> What to produce:
Reproduce the lines of the material exactly, excluding every image.

> Extracted material:
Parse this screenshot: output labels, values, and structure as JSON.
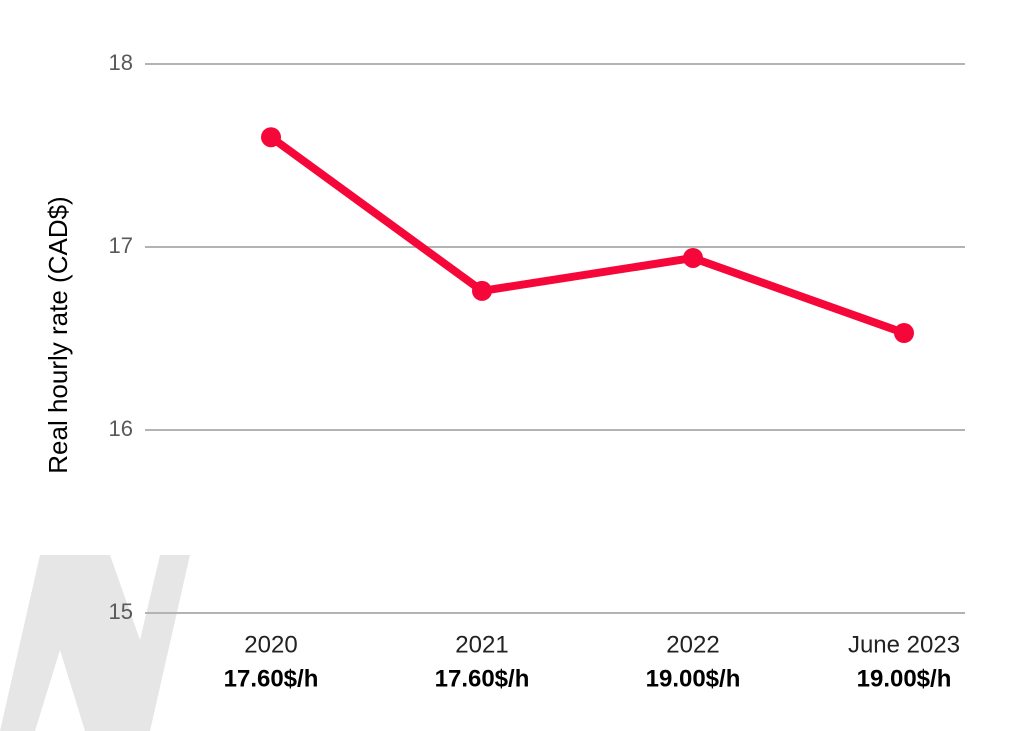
{
  "chart_data": {
    "type": "line",
    "y_axis_label": "Real hourly rate (CAD$)",
    "categories": [
      "2020",
      "2021",
      "2022",
      "June 2023"
    ],
    "category_notes": [
      "17.60$/h",
      "17.60$/h",
      "19.00$/h",
      "19.00$/h"
    ],
    "series": [
      {
        "color": "#f5073a",
        "values": [
          17.6,
          16.76,
          16.94,
          16.53
        ]
      }
    ],
    "ylim": [
      15,
      18
    ],
    "yticks": [
      15,
      16,
      17,
      18
    ],
    "grid": true
  }
}
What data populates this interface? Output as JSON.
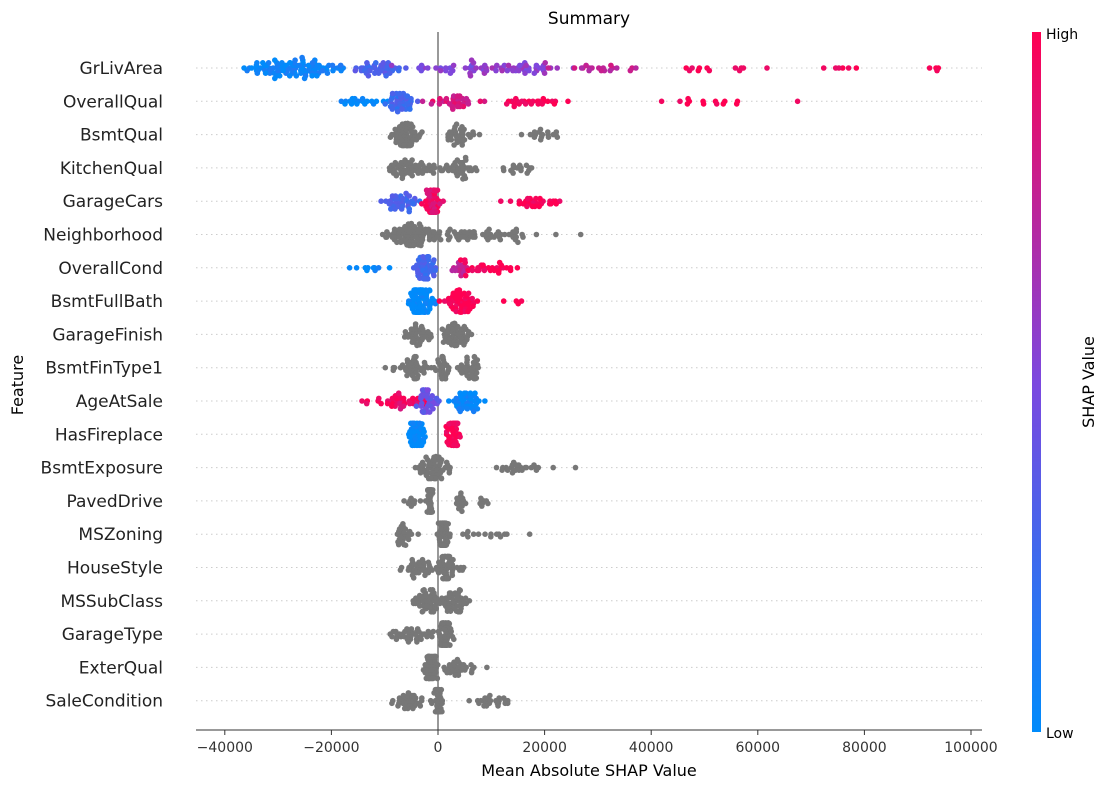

> Worked solution:
Parse this screenshot: output labels, values, and structure as JSON.
{
  "chart_data": {
    "type": "line",
    "y_axis_label": "Real hourly rate (CAD$)",
    "categories": [
      "2020",
      "2021",
      "2022",
      "June 2023"
    ],
    "category_notes": [
      "17.60$/h",
      "17.60$/h",
      "19.00$/h",
      "19.00$/h"
    ],
    "series": [
      {
        "color": "#f5073a",
        "values": [
          17.6,
          16.76,
          16.94,
          16.53
        ]
      }
    ],
    "ylim": [
      15,
      18
    ],
    "yticks": [
      15,
      16,
      17,
      18
    ],
    "grid": true
  }
}
What data populates this interface? Output as JSON.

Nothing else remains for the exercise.